Leave out the pictures and repeat the rest of the material exactly.

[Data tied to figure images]
────────

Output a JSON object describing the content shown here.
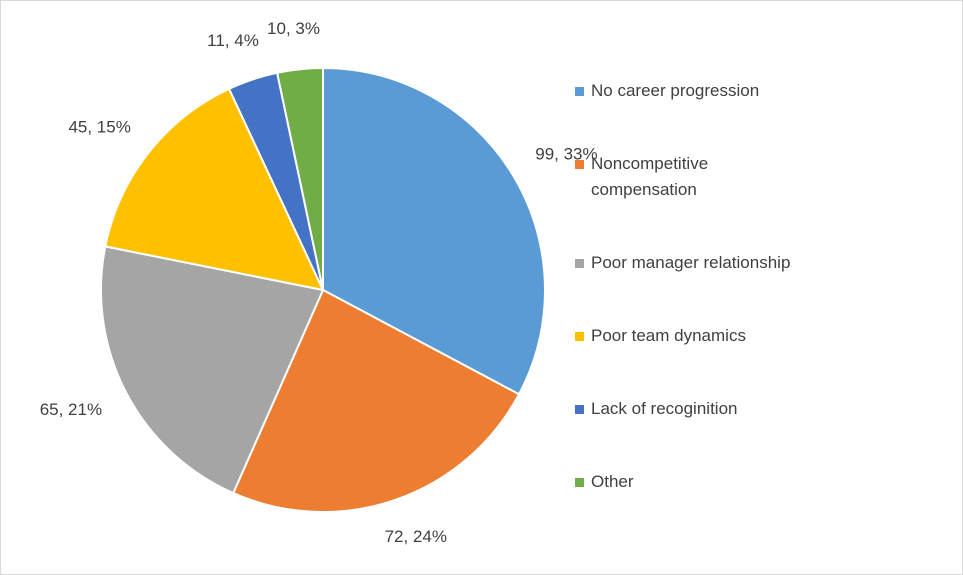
{
  "chart_data": {
    "type": "pie",
    "categories": [
      "No career progression",
      "Noncompetitive compensation",
      "Poor manager relationship",
      "Poor team dynamics",
      "Lack of recoginition",
      "Other"
    ],
    "values": [
      99,
      72,
      65,
      45,
      11,
      10
    ],
    "value_labels": [
      "99, 33%",
      "72, 24%",
      "65, 21%",
      "45, 15%",
      "11, 4%",
      "10, 3%"
    ],
    "colors": [
      "#5b9bd5",
      "#ed7d31",
      "#a5a5a5",
      "#ffc000",
      "#4472c4",
      "#70ad47"
    ],
    "legend": "right"
  }
}
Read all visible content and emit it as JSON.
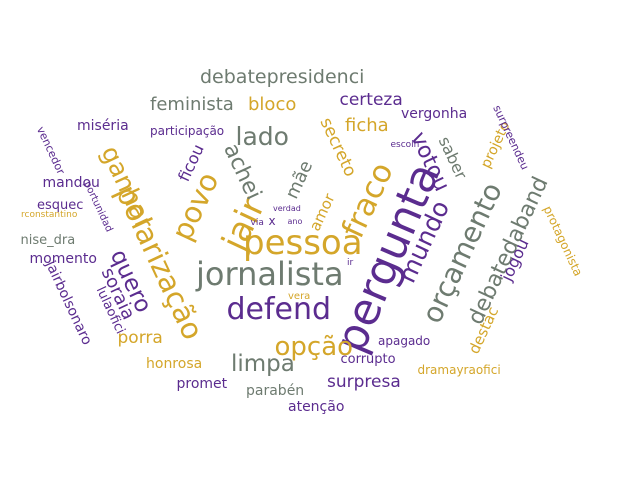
{
  "palette": {
    "purple": "#5b2c8f",
    "gold": "#d4a62a",
    "gray": "#6e7b70"
  },
  "words": [
    {
      "text": "pergunta",
      "color": "purple"
    },
    {
      "text": "pessoa",
      "color": "gold"
    },
    {
      "text": "jornalista",
      "color": "gray"
    },
    {
      "text": "defend",
      "color": "purple"
    },
    {
      "text": "jair",
      "color": "gold"
    },
    {
      "text": "fraco",
      "color": "gold"
    },
    {
      "text": "povo",
      "color": "gold"
    },
    {
      "text": "polarização",
      "color": "gold"
    },
    {
      "text": "ganhar",
      "color": "gold"
    },
    {
      "text": "mundo",
      "color": "purple"
    },
    {
      "text": "orçamento",
      "color": "gray"
    },
    {
      "text": "votou",
      "color": "purple"
    },
    {
      "text": "opção",
      "color": "gold"
    },
    {
      "text": "lado",
      "color": "gray"
    },
    {
      "text": "quero",
      "color": "purple"
    },
    {
      "text": "debatedaband",
      "color": "gray"
    },
    {
      "text": "limpa",
      "color": "gray"
    },
    {
      "text": "achei",
      "color": "gray"
    },
    {
      "text": "mãe",
      "color": "gray"
    },
    {
      "text": "debatepresidenci",
      "color": "gray"
    },
    {
      "text": "bloco",
      "color": "gold"
    },
    {
      "text": "feminista",
      "color": "gray"
    },
    {
      "text": "certeza",
      "color": "purple"
    },
    {
      "text": "ficha",
      "color": "gold"
    },
    {
      "text": "secreto",
      "color": "gold"
    },
    {
      "text": "vergonha",
      "color": "purple"
    },
    {
      "text": "saber",
      "color": "gray"
    },
    {
      "text": "ficou",
      "color": "purple"
    },
    {
      "text": "soraia",
      "color": "purple"
    },
    {
      "text": "jogou",
      "color": "purple"
    },
    {
      "text": "destac",
      "color": "gold"
    },
    {
      "text": "porra",
      "color": "gold"
    },
    {
      "text": "surpresa",
      "color": "purple"
    },
    {
      "text": "amor",
      "color": "gold"
    },
    {
      "text": "projeto",
      "color": "gold"
    },
    {
      "text": "miséria",
      "color": "purple"
    },
    {
      "text": "mandou",
      "color": "purple"
    },
    {
      "text": "esquec",
      "color": "purple"
    },
    {
      "text": "nise_dra",
      "color": "gray"
    },
    {
      "text": "momento",
      "color": "purple"
    },
    {
      "text": "jairbolsonaro",
      "color": "purple"
    },
    {
      "text": "lulaofici",
      "color": "purple"
    },
    {
      "text": "honrosa",
      "color": "gold"
    },
    {
      "text": "promet",
      "color": "purple"
    },
    {
      "text": "parabén",
      "color": "gray"
    },
    {
      "text": "atenção",
      "color": "purple"
    },
    {
      "text": "corrupto",
      "color": "purple"
    },
    {
      "text": "apagado",
      "color": "purple"
    },
    {
      "text": "dramayraofici",
      "color": "gold"
    },
    {
      "text": "participação",
      "color": "purple"
    },
    {
      "text": "vencedor",
      "color": "purple"
    },
    {
      "text": "portunidad",
      "color": "purple"
    },
    {
      "text": "rconstantino",
      "color": "gold"
    },
    {
      "text": "surpreendeu",
      "color": "purple"
    },
    {
      "text": "protagonista",
      "color": "gold"
    },
    {
      "text": "escolh",
      "color": "purple"
    },
    {
      "text": "verdad",
      "color": "purple"
    },
    {
      "text": "ano",
      "color": "purple"
    },
    {
      "text": "via",
      "color": "purple"
    },
    {
      "text": "x",
      "color": "purple"
    },
    {
      "text": "vera",
      "color": "gold"
    },
    {
      "text": "ir",
      "color": "purple"
    }
  ]
}
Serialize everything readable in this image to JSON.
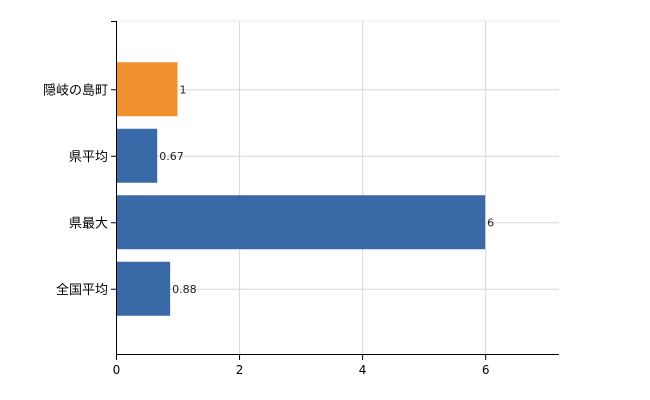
{
  "chart_data": {
    "type": "bar",
    "orientation": "horizontal",
    "categories": [
      "隠岐の島町",
      "県平均",
      "県最大",
      "全国平均"
    ],
    "values": [
      1,
      0.67,
      6,
      0.88
    ],
    "value_labels": [
      "1",
      "0.67",
      "6",
      "0.88"
    ],
    "colors": [
      "#f0912e",
      "#3a69a8",
      "#3a69a8",
      "#3a69a8"
    ],
    "xlim": [
      0,
      7.2
    ],
    "xticks": [
      0,
      2,
      4,
      6
    ],
    "xtick_labels": [
      "0",
      "2",
      "4",
      "6"
    ],
    "grid": true,
    "title": "",
    "xlabel": "",
    "ylabel": ""
  }
}
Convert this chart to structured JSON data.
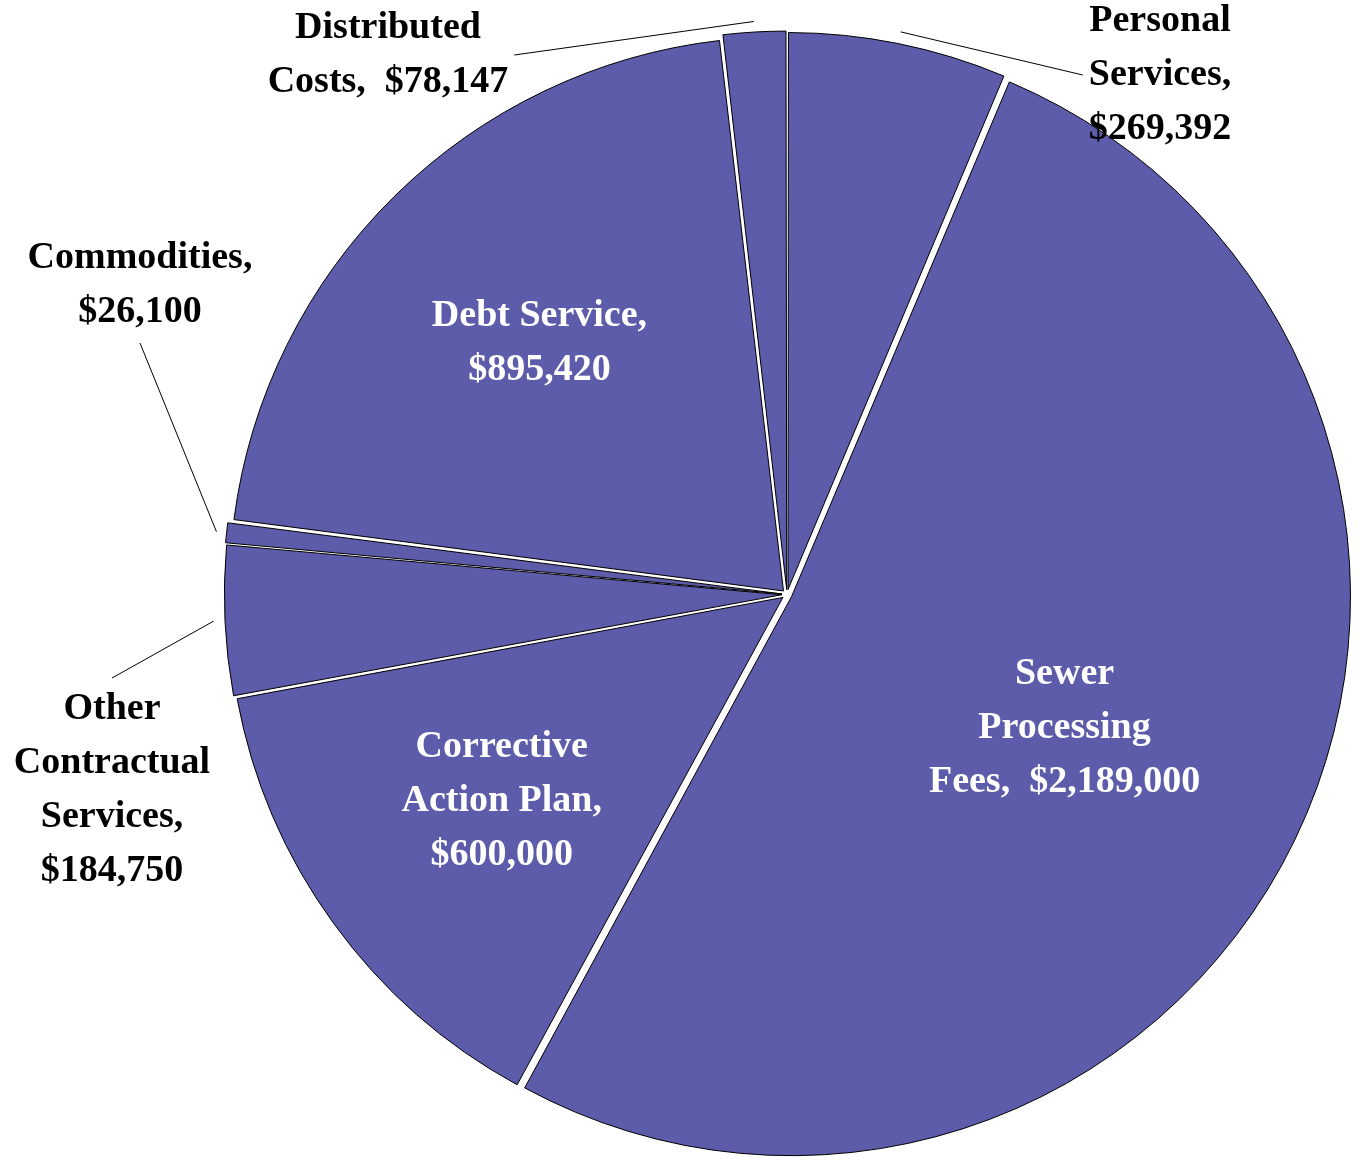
{
  "chart_data": {
    "type": "pie",
    "categories": [
      "Personal Services",
      "Sewer Processing Fees",
      "Corrective Action Plan",
      "Other Contractual Services",
      "Commodities",
      "Debt Service",
      "Distributed Costs"
    ],
    "values": [
      269392,
      2189000,
      600000,
      184750,
      26100,
      895420,
      78147
    ],
    "value_labels": [
      ", $269,392",
      ", $2,189,000",
      ", $600,000",
      ", $184,750",
      ", $26,100",
      ", $895,420",
      ", $78,147"
    ],
    "colors": [
      "#5c5caa",
      "#5c5caa",
      "#5c5caa",
      "#5c5caa",
      "#5c5caa",
      "#5c5caa",
      "#5c5caa"
    ],
    "legend": false
  }
}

────────

§ **Reply to the task**
Output a JSON object describing the content shown here.
{
  "chart_data": {
    "type": "pie",
    "categories": [
      "No career progression",
      "Noncompetitive compensation",
      "Poor manager relationship",
      "Poor team dynamics",
      "Lack of recoginition",
      "Other"
    ],
    "values": [
      99,
      72,
      65,
      45,
      11,
      10
    ],
    "value_labels": [
      "99, 33%",
      "72, 24%",
      "65, 21%",
      "45, 15%",
      "11, 4%",
      "10, 3%"
    ],
    "colors": [
      "#5b9bd5",
      "#ed7d31",
      "#a5a5a5",
      "#ffc000",
      "#4472c4",
      "#70ad47"
    ],
    "legend": "right"
  }
}
Read all visible content and emit it as JSON.
{
  "palette": {
    "purple": "#5b2c8f",
    "gold": "#d4a62a",
    "gray": "#6e7b70"
  },
  "words": [
    {
      "text": "pergunta",
      "color": "purple"
    },
    {
      "text": "pessoa",
      "color": "gold"
    },
    {
      "text": "jornalista",
      "color": "gray"
    },
    {
      "text": "defend",
      "color": "purple"
    },
    {
      "text": "jair",
      "color": "gold"
    },
    {
      "text": "fraco",
      "color": "gold"
    },
    {
      "text": "povo",
      "color": "gold"
    },
    {
      "text": "polarização",
      "color": "gold"
    },
    {
      "text": "ganhar",
      "color": "gold"
    },
    {
      "text": "mundo",
      "color": "purple"
    },
    {
      "text": "orçamento",
      "color": "gray"
    },
    {
      "text": "votou",
      "color": "purple"
    },
    {
      "text": "opção",
      "color": "gold"
    },
    {
      "text": "lado",
      "color": "gray"
    },
    {
      "text": "quero",
      "color": "purple"
    },
    {
      "text": "debatedaband",
      "color": "gray"
    },
    {
      "text": "limpa",
      "color": "gray"
    },
    {
      "text": "achei",
      "color": "gray"
    },
    {
      "text": "mãe",
      "color": "gray"
    },
    {
      "text": "debatepresidenci",
      "color": "gray"
    },
    {
      "text": "bloco",
      "color": "gold"
    },
    {
      "text": "feminista",
      "color": "gray"
    },
    {
      "text": "certeza",
      "color": "purple"
    },
    {
      "text": "ficha",
      "color": "gold"
    },
    {
      "text": "secreto",
      "color": "gold"
    },
    {
      "text": "vergonha",
      "color": "purple"
    },
    {
      "text": "saber",
      "color": "gray"
    },
    {
      "text": "ficou",
      "color": "purple"
    },
    {
      "text": "soraia",
      "color": "purple"
    },
    {
      "text": "jogou",
      "color": "purple"
    },
    {
      "text": "destac",
      "color": "gold"
    },
    {
      "text": "porra",
      "color": "gold"
    },
    {
      "text": "surpresa",
      "color": "purple"
    },
    {
      "text": "amor",
      "color": "gold"
    },
    {
      "text": "projeto",
      "color": "gold"
    },
    {
      "text": "miséria",
      "color": "purple"
    },
    {
      "text": "mandou",
      "color": "purple"
    },
    {
      "text": "esquec",
      "color": "purple"
    },
    {
      "text": "nise_dra",
      "color": "gray"
    },
    {
      "text": "momento",
      "color": "purple"
    },
    {
      "text": "jairbolsonaro",
      "color": "purple"
    },
    {
      "text": "lulaofici",
      "color": "purple"
    },
    {
      "text": "honrosa",
      "color": "gold"
    },
    {
      "text": "promet",
      "color": "purple"
    },
    {
      "text": "parabén",
      "color": "gray"
    },
    {
      "text": "atenção",
      "color": "purple"
    },
    {
      "text": "corrupto",
      "color": "purple"
    },
    {
      "text": "apagado",
      "color": "purple"
    },
    {
      "text": "dramayraofici",
      "color": "gold"
    },
    {
      "text": "participação",
      "color": "purple"
    },
    {
      "text": "vencedor",
      "color": "purple"
    },
    {
      "text": "portunidad",
      "color": "purple"
    },
    {
      "text": "rconstantino",
      "color": "gold"
    },
    {
      "text": "surpreendeu",
      "color": "purple"
    },
    {
      "text": "protagonista",
      "color": "gold"
    },
    {
      "text": "escolh",
      "color": "purple"
    },
    {
      "text": "verdad",
      "color": "purple"
    },
    {
      "text": "ano",
      "color": "purple"
    },
    {
      "text": "via",
      "color": "purple"
    },
    {
      "text": "x",
      "color": "purple"
    },
    {
      "text": "vera",
      "color": "gold"
    },
    {
      "text": "ir",
      "color": "purple"
    }
  ]
}
Serialize everything readable in this image to JSON.
{
  "chart_data": {
    "type": "bar",
    "orientation": "horizontal",
    "categories": [
      "隠岐の島町",
      "県平均",
      "県最大",
      "全国平均"
    ],
    "values": [
      1,
      0.67,
      6,
      0.88
    ],
    "value_labels": [
      "1",
      "0.67",
      "6",
      "0.88"
    ],
    "colors": [
      "#f0912e",
      "#3a69a8",
      "#3a69a8",
      "#3a69a8"
    ],
    "xlim": [
      0,
      7.2
    ],
    "xticks": [
      0,
      2,
      4,
      6
    ],
    "xtick_labels": [
      "0",
      "2",
      "4",
      "6"
    ],
    "grid": true,
    "title": "",
    "xlabel": "",
    "ylabel": ""
  }
}
Convert this chart to structured JSON data.
{
  "chart_data": {
    "type": "pie",
    "categories": [
      "Personal Services",
      "Sewer Processing Fees",
      "Corrective Action Plan",
      "Other Contractual Services",
      "Commodities",
      "Debt Service",
      "Distributed Costs"
    ],
    "values": [
      269392,
      2189000,
      600000,
      184750,
      26100,
      895420,
      78147
    ],
    "value_labels": [
      ", $269,392",
      ", $2,189,000",
      ", $600,000",
      ", $184,750",
      ", $26,100",
      ", $895,420",
      ", $78,147"
    ],
    "colors": [
      "#5c5caa",
      "#5c5caa",
      "#5c5caa",
      "#5c5caa",
      "#5c5caa",
      "#5c5caa",
      "#5c5caa"
    ],
    "legend": false
  }
}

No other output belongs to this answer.